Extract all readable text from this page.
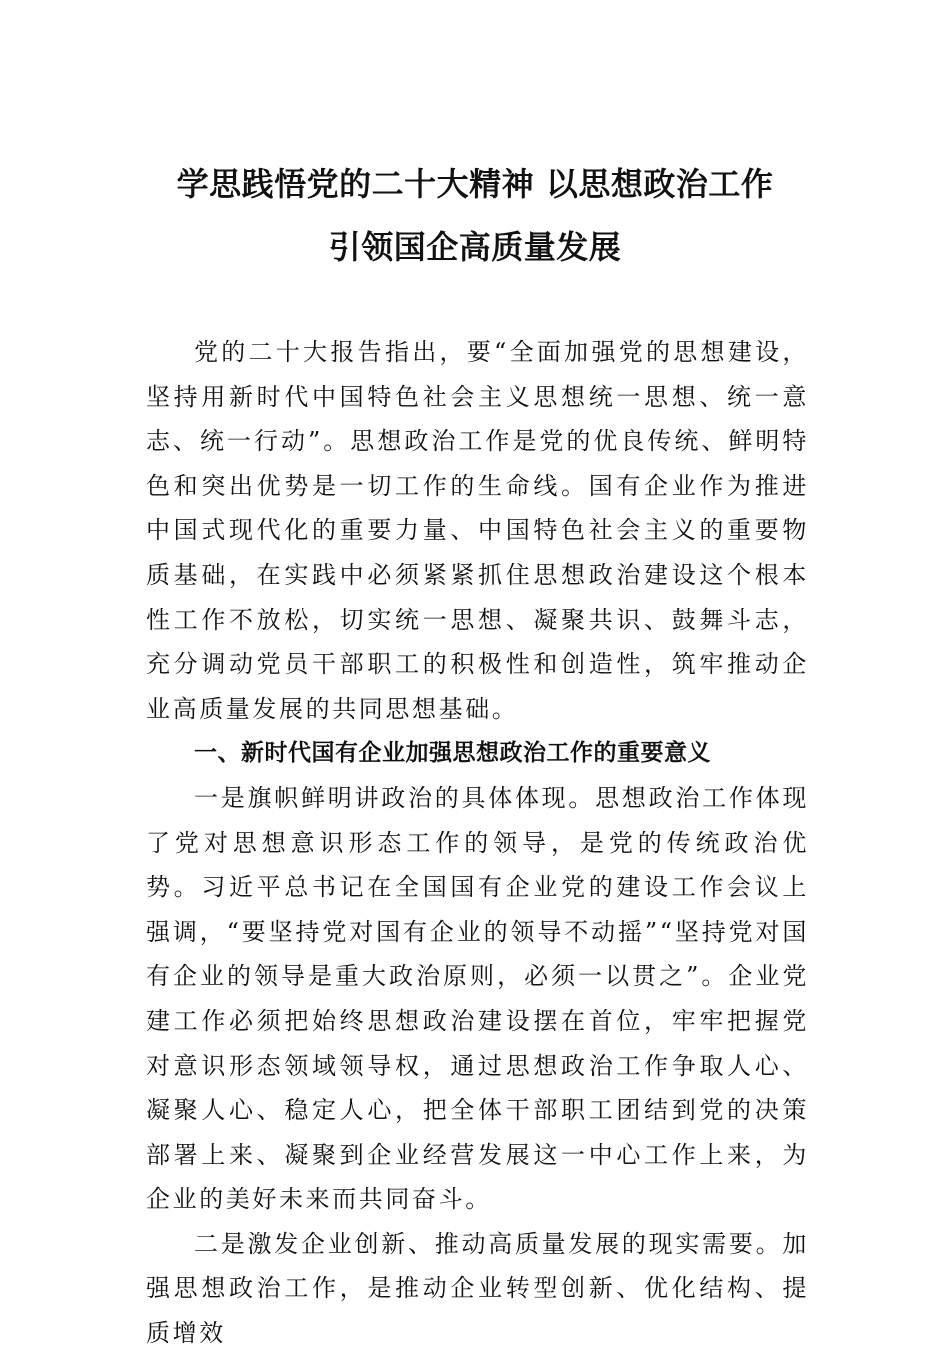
学思践悟党的二十大精神 以思想政治工作
引领国企高质量发展

党的二十大报告指出，要“全面加强党的思想建设，坚持用新时代中国特色社会主义思想统一思想、统一意志、统一行动”。思想政治工作是党的优良传统、鲜明特色和突出优势是一切工作的生命线。国有企业作为推进中国式现代化的重要力量、中国特色社会主义的重要物质基础，在实践中必须紧紧抓住思想政治建设这个根本性工作不放松，切实统一思想、凝聚共识、鼓舞斗志，充分调动党员干部职工的积极性和创造性，筑牢推动企业高质量发展的共同思想基础。

一、新时代国有企业加强思想政治工作的重要意义

一是旗帜鲜明讲政治的具体体现。思想政治工作体现了党对思想意识形态工作的领导，是党的传统政治优势。习近平总书记在全国国有企业党的建设工作会议上强调，“要坚持党对国有企业的领导不动摇”“坚持党对国有企业的领导是重大政治原则，必须一以贯之”。企业党建工作必须把始终思想政治建设摆在首位，牢牢把握党对意识形态领域领导权，通过思想政治工作争取人心、凝聚人心、稳定人心，把全体干部职工团结到党的决策部署上来、凝聚到企业经营发展这一中心工作上来，为企业的美好未来而共同奋斗。

二是激发企业创新、推动高质量发展的现实需要。加强思想政治工作，是推动企业转型创新、优化结构、提质增效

=-=-=-=-=

### YOUR GOAL
Output the material word for word, omitting its pictures.

### OUTPUT FOR THIS TASK
Extract all readable text from this page.
学思践悟党的二十大精神 以思想政治工作
引领国企高质量发展

党的二十大报告指出，要“全面加强党的思想建设，坚持用新时代中国特色社会主义思想统一思想、统一意志、统一行动”。思想政治工作是党的优良传统、鲜明特色和突出优势是一切工作的生命线。国有企业作为推进中国式现代化的重要力量、中国特色社会主义的重要物质基础，在实践中必须紧紧抓住思想政治建设这个根本性工作不放松，切实统一思想、凝聚共识、鼓舞斗志，充分调动党员干部职工的积极性和创造性，筑牢推动企业高质量发展的共同思想基础。

一、新时代国有企业加强思想政治工作的重要意义

一是旗帜鲜明讲政治的具体体现。思想政治工作体现了党对思想意识形态工作的领导，是党的传统政治优势。习近平总书记在全国国有企业党的建设工作会议上强调，“要坚持党对国有企业的领导不动摇”“坚持党对国有企业的领导是重大政治原则，必须一以贯之”。企业党建工作必须把始终思想政治建设摆在首位，牢牢把握党对意识形态领域领导权，通过思想政治工作争取人心、凝聚人心、稳定人心，把全体干部职工团结到党的决策部署上来、凝聚到企业经营发展这一中心工作上来，为企业的美好未来而共同奋斗。

二是激发企业创新、推动高质量发展的现实需要。加强思想政治工作，是推动企业转型创新、优化结构、提质增效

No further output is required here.